### [Stated problem]
All records below must be retyped exactly.

### [Records shown]

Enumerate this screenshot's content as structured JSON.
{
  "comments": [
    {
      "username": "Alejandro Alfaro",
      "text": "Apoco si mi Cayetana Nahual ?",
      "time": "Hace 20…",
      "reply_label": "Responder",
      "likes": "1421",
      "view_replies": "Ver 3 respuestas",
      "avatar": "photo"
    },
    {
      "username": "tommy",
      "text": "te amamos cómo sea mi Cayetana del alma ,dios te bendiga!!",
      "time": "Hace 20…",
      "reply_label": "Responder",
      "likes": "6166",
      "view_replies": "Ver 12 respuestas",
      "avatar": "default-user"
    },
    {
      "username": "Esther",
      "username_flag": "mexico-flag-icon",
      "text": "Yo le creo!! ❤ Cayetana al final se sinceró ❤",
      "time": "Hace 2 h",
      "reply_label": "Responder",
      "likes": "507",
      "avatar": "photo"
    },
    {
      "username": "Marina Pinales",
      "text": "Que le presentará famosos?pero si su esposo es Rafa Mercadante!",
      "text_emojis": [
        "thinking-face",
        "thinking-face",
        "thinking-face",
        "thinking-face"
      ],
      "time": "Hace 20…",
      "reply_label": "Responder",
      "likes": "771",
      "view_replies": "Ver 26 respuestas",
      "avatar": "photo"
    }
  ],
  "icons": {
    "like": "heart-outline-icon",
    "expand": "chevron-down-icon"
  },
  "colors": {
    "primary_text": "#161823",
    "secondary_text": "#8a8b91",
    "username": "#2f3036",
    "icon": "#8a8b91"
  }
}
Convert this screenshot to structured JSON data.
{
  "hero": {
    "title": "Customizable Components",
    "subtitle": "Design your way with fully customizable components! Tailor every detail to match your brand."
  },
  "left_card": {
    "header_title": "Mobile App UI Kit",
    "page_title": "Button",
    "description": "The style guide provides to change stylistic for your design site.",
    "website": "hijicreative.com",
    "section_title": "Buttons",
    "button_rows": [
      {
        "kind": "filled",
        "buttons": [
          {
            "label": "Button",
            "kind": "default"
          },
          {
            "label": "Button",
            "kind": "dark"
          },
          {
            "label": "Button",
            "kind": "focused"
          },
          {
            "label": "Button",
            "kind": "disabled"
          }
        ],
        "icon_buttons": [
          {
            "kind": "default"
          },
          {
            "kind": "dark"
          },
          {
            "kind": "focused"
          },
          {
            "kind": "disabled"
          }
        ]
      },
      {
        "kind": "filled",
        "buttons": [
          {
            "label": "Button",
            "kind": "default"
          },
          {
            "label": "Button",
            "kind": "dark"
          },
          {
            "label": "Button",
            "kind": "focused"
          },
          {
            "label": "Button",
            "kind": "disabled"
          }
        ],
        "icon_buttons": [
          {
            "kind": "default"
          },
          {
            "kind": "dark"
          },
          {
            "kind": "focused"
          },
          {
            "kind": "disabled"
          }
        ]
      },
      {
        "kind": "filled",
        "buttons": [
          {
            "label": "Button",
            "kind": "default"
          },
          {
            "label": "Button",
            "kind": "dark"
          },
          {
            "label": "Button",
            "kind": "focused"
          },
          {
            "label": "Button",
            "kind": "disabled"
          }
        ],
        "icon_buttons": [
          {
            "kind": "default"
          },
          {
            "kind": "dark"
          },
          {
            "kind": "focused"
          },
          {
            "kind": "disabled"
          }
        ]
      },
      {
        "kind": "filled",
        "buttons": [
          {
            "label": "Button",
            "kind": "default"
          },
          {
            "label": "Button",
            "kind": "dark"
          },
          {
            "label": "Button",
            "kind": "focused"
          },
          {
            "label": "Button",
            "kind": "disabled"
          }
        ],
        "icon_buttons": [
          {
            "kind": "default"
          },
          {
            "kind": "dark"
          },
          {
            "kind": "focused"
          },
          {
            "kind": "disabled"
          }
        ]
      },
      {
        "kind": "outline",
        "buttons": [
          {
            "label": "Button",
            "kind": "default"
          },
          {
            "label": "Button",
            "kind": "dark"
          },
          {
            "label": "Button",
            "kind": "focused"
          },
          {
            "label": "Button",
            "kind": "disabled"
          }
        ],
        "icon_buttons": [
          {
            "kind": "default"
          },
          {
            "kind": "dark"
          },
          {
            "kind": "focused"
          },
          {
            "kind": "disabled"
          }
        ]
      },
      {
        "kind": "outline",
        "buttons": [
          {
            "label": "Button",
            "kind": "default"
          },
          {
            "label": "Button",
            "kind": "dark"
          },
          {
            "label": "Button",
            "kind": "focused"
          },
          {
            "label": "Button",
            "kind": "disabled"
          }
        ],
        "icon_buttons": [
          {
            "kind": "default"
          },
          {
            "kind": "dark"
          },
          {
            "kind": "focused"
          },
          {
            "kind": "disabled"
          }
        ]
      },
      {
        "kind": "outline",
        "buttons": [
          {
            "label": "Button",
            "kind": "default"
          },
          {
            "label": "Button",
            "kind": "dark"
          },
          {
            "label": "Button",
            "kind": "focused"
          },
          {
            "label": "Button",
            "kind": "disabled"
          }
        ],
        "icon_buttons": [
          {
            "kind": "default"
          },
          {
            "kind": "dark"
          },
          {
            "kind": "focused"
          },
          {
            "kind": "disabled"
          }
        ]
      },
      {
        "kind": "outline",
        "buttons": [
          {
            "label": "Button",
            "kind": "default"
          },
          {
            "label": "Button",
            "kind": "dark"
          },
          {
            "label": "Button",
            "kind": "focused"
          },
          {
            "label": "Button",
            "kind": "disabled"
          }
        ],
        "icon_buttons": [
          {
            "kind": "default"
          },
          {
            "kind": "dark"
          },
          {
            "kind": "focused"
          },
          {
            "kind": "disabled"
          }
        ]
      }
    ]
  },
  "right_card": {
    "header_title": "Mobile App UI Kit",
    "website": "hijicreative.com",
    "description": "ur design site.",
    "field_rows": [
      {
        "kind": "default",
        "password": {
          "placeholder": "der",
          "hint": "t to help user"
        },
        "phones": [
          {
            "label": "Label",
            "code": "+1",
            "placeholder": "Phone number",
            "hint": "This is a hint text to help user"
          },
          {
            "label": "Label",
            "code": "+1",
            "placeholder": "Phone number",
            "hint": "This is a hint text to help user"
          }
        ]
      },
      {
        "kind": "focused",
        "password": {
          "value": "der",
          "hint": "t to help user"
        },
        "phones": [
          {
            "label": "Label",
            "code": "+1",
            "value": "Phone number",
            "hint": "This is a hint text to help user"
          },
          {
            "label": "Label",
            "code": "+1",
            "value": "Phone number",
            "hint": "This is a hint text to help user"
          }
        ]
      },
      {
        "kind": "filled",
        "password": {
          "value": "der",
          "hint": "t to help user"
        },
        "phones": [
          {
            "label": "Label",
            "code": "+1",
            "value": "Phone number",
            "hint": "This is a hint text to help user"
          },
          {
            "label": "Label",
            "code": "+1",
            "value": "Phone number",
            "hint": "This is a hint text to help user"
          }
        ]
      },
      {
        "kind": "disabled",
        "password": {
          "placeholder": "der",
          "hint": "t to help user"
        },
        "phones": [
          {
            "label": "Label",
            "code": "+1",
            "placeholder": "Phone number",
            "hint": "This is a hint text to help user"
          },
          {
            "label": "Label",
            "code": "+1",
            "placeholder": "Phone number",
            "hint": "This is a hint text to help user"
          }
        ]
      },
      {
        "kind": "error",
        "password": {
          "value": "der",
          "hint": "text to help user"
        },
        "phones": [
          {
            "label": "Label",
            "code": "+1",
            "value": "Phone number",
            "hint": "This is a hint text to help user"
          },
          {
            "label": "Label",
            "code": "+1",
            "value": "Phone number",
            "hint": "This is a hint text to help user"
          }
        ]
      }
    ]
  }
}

### [Task response]
Enumerate this screenshot's content as structured JSON.
{
  "comments": [
    {
      "username": "Alejandro Alfaro",
      "text": "Apoco si mi Cayetana Nahual ?",
      "time": "Hace 20…",
      "reply_label": "Responder",
      "likes": "1421",
      "view_replies": "Ver 3 respuestas",
      "avatar": "photo"
    },
    {
      "username": "tommy",
      "text": "te amamos cómo sea mi Cayetana del alma ,dios te bendiga!!",
      "time": "Hace 20…",
      "reply_label": "Responder",
      "likes": "6166",
      "view_replies": "Ver 12 respuestas",
      "avatar": "default-user"
    },
    {
      "username": "Esther",
      "username_flag": "mexico-flag-icon",
      "text": "Yo le creo!! ❤ Cayetana al final se sinceró ❤",
      "time": "Hace 2 h",
      "reply_label": "Responder",
      "likes": "507",
      "avatar": "photo"
    },
    {
      "username": "Marina Pinales",
      "text": "Que le presentará famosos?pero si su esposo es Rafa Mercadante!",
      "text_emojis": [
        "thinking-face",
        "thinking-face",
        "thinking-face",
        "thinking-face"
      ],
      "time": "Hace 20…",
      "reply_label": "Responder",
      "likes": "771",
      "view_replies": "Ver 26 respuestas",
      "avatar": "photo"
    }
  ],
  "icons": {
    "like": "heart-outline-icon",
    "expand": "chevron-down-icon"
  },
  "colors": {
    "primary_text": "#161823",
    "secondary_text": "#8a8b91",
    "username": "#2f3036",
    "icon": "#8a8b91"
  }
}
Convert this screenshot to structured JSON data.
{
  "hero": {
    "title": "Customizable Components",
    "subtitle": "Design your way with fully customizable components! Tailor every detail to match your brand."
  },
  "left_card": {
    "header_title": "Mobile App UI Kit",
    "page_title": "Button",
    "description": "The style guide provides to change stylistic for your design site.",
    "website": "hijicreative.com",
    "section_title": "Buttons",
    "button_rows": [
      {
        "kind": "filled",
        "buttons": [
          {
            "label": "Button",
            "kind": "default"
          },
          {
            "label": "Button",
            "kind": "dark"
          },
          {
            "label": "Button",
            "kind": "focused"
          },
          {
            "label": "Button",
            "kind": "disabled"
          }
        ],
        "icon_buttons": [
          {
            "kind": "default"
          },
          {
            "kind": "dark"
          },
          {
            "kind": "focused"
          },
          {
            "kind": "disabled"
          }
        ]
      },
      {
        "kind": "filled",
        "buttons": [
          {
            "label": "Button",
            "kind": "default"
          },
          {
            "label": "Button",
            "kind": "dark"
          },
          {
            "label": "Button",
            "kind": "focused"
          },
          {
            "label": "Button",
            "kind": "disabled"
          }
        ],
        "icon_buttons": [
          {
            "kind": "default"
          },
          {
            "kind": "dark"
          },
          {
            "kind": "focused"
          },
          {
            "kind": "disabled"
          }
        ]
      },
      {
        "kind": "filled",
        "buttons": [
          {
            "label": "Button",
            "kind": "default"
          },
          {
            "label": "Button",
            "kind": "dark"
          },
          {
            "label": "Button",
            "kind": "focused"
          },
          {
            "label": "Button",
            "kind": "disabled"
          }
        ],
        "icon_buttons": [
          {
            "kind": "default"
          },
          {
            "kind": "dark"
          },
          {
            "kind": "focused"
          },
          {
            "kind": "disabled"
          }
        ]
      },
      {
        "kind": "filled",
        "buttons": [
          {
            "label": "Button",
            "kind": "default"
          },
          {
            "label": "Button",
            "kind": "dark"
          },
          {
            "label": "Button",
            "kind": "focused"
          },
          {
            "label": "Button",
            "kind": "disabled"
          }
        ],
        "icon_buttons": [
          {
            "kind": "default"
          },
          {
            "kind": "dark"
          },
          {
            "kind": "focused"
          },
          {
            "kind": "disabled"
          }
        ]
      },
      {
        "kind": "outline",
        "buttons": [
          {
            "label": "Button",
            "kind": "default"
          },
          {
            "label": "Button",
            "kind": "dark"
          },
          {
            "label": "Button",
            "kind": "focused"
          },
          {
            "label": "Button",
            "kind": "disabled"
          }
        ],
        "icon_buttons": [
          {
            "kind": "default"
          },
          {
            "kind": "dark"
          },
          {
            "kind": "focused"
          },
          {
            "kind": "disabled"
          }
        ]
      },
      {
        "kind": "outline",
        "buttons": [
          {
            "label": "Button",
            "kind": "default"
          },
          {
            "label": "Button",
            "kind": "dark"
          },
          {
            "label": "Button",
            "kind": "focused"
          },
          {
            "label": "Button",
            "kind": "disabled"
          }
        ],
        "icon_buttons": [
          {
            "kind": "default"
          },
          {
            "kind": "dark"
          },
          {
            "kind": "focused"
          },
          {
            "kind": "disabled"
          }
        ]
      },
      {
        "kind": "outline",
        "buttons": [
          {
            "label": "Button",
            "kind": "default"
          },
          {
            "label": "Button",
            "kind": "dark"
          },
          {
            "label": "Button",
            "kind": "focused"
          },
          {
            "label": "Button",
            "kind": "disabled"
          }
        ],
        "icon_buttons": [
          {
            "kind": "default"
          },
          {
            "kind": "dark"
          },
          {
            "kind": "focused"
          },
          {
            "kind": "disabled"
          }
        ]
      },
      {
        "kind": "outline",
        "buttons": [
          {
            "label": "Button",
            "kind": "default"
          },
          {
            "label": "Button",
            "kind": "dark"
          },
          {
            "label": "Button",
            "kind": "focused"
          },
          {
            "label": "Button",
            "kind": "disabled"
          }
        ],
        "icon_buttons": [
          {
            "kind": "default"
          },
          {
            "kind": "dark"
          },
          {
            "kind": "focused"
          },
          {
            "kind": "disabled"
          }
        ]
      }
    ]
  },
  "right_card": {
    "header_title": "Mobile App UI Kit",
    "website": "hijicreative.com",
    "description": "ur design site.",
    "field_rows": [
      {
        "kind": "default",
        "password": {
          "placeholder": "der",
          "hint": "t to help user"
        },
        "phones": [
          {
            "label": "Label",
            "code": "+1",
            "placeholder": "Phone number",
            "hint": "This is a hint text to help user"
          },
          {
            "label": "Label",
            "code": "+1",
            "placeholder": "Phone number",
            "hint": "This is a hint text to help user"
          }
        ]
      },
      {
        "kind": "focused",
        "password": {
          "value": "der",
          "hint": "t to help user"
        },
        "phones": [
          {
            "label": "Label",
            "code": "+1",
            "value": "Phone number",
            "hint": "This is a hint text to help user"
          },
          {
            "label": "Label",
            "code": "+1",
            "value": "Phone number",
            "hint": "This is a hint text to help user"
          }
        ]
      },
      {
        "kind": "filled",
        "password": {
          "value": "der",
          "hint": "t to help user"
        },
        "phones": [
          {
            "label": "Label",
            "code": "+1",
            "value": "Phone number",
            "hint": "This is a hint text to help user"
          },
          {
            "label": "Label",
            "code": "+1",
            "value": "Phone number",
            "hint": "This is a hint text to help user"
          }
        ]
      },
      {
        "kind": "disabled",
        "password": {
          "placeholder": "der",
          "hint": "t to help user"
        },
        "phones": [
          {
            "label": "Label",
            "code": "+1",
            "placeholder": "Phone number",
            "hint": "This is a hint text to help user"
          },
          {
            "label": "Label",
            "code": "+1",
            "placeholder": "Phone number",
            "hint": "This is a hint text to help user"
          }
        ]
      },
      {
        "kind": "error",
        "password": {
          "value": "der",
          "hint": "text to help user"
        },
        "phones": [
          {
            "label": "Label",
            "code": "+1",
            "value": "Phone number",
            "hint": "This is a hint text to help user"
          },
          {
            "label": "Label",
            "code": "+1",
            "value": "Phone number",
            "hint": "This is a hint text to help user"
          }
        ]
      }
    ]
  }
}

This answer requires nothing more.